#### Stated exercise
Copy every line in the records below that contains the word "KADINLAR".

#### Collected data
============

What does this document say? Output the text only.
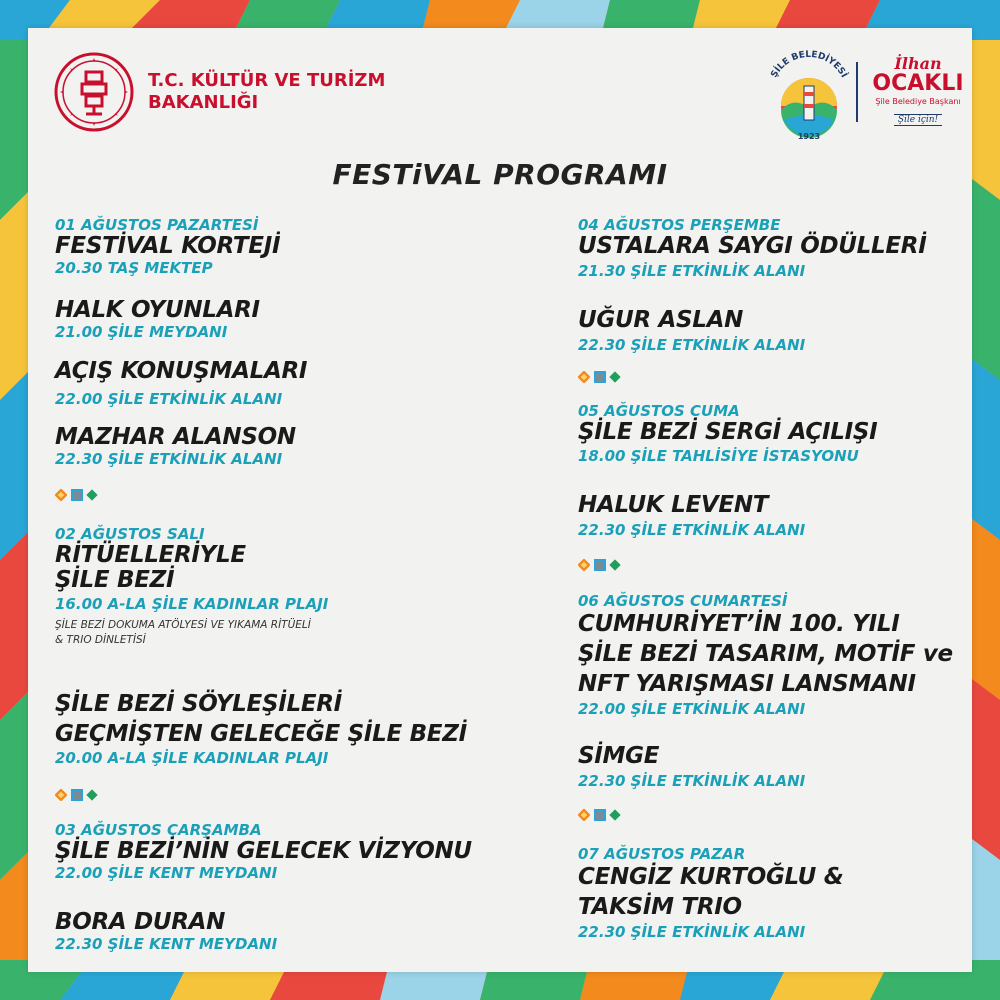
T.C. KÜLTÜR VE TURİZM
BAKANLIĞI
ŞİLE BELEDİYESİ
1923
İlhan
OCAKLI
Şile Belediye Başkanı
Şile için!
FESTiVAL PROGRAMI
01 AĞUSTOS PAZARTESİ
FESTİVAL KORTEJİ
20.30 TAŞ MEKTEP
HALK OYUNLARI
21.00 ŞİLE MEYDANI
AÇIŞ KONUŞMALARI
22.00 ŞİLE ETKİNLİK ALANI
MAZHAR ALANSON
22.30 ŞİLE ETKİNLİK ALANI
02 AĞUSTOS SALI
RİTÜELLERİYLE
ŞİLE BEZİ
16.00 A-LA ŞİLE KADINLAR PLAJI
ŞİLE BEZİ DOKUMA ATÖLYESİ VE YIKAMA RİTÜELİ
& TRIO DİNLETİSİ
ŞİLE BEZİ SÖYLEŞİLERİ
GEÇMİŞTEN GELECEĞE ŞİLE BEZİ
20.00 A-LA ŞİLE KADINLAR PLAJI
03 AĞUSTOS ÇARŞAMBA
ŞİLE BEZİ’NİN GELECEK VİZYONU
22.00 ŞİLE KENT MEYDANI
BORA DURAN
22.30 ŞİLE KENT MEYDANI
04 AĞUSTOS PERŞEMBE
USTALARA SAYGI ÖDÜLLERİ
21.30 ŞİLE ETKİNLİK ALANI
UĞUR ASLAN
22.30 ŞİLE ETKİNLİK ALANI
05 AĞUSTOS CUMA
ŞİLE BEZİ SERGİ AÇILIŞI
18.00 ŞİLE TAHLİSİYE İSTASYONU
HALUK LEVENT
22.30 ŞİLE ETKİNLİK ALANI
06 AĞUSTOS CUMARTESİ
CUMHURİYET’İN 100. YILI
ŞİLE BEZİ TASARIM, MOTİF ve
NFT YARIŞMASI LANSMANI
22.00 ŞİLE ETKİNLİK ALANI
SİMGE
22.30 ŞİLE ETKİNLİK ALANI
07 AĞUSTOS PAZAR
CENGİZ KURTOĞLU &
TAKSİM TRIO
22.30 ŞİLE ETKİNLİK ALANI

============

#### Output of the exercise
16.00 A-LA ŞİLE KADINLAR PLAJI
20.00 A-LA ŞİLE KADINLAR PLAJI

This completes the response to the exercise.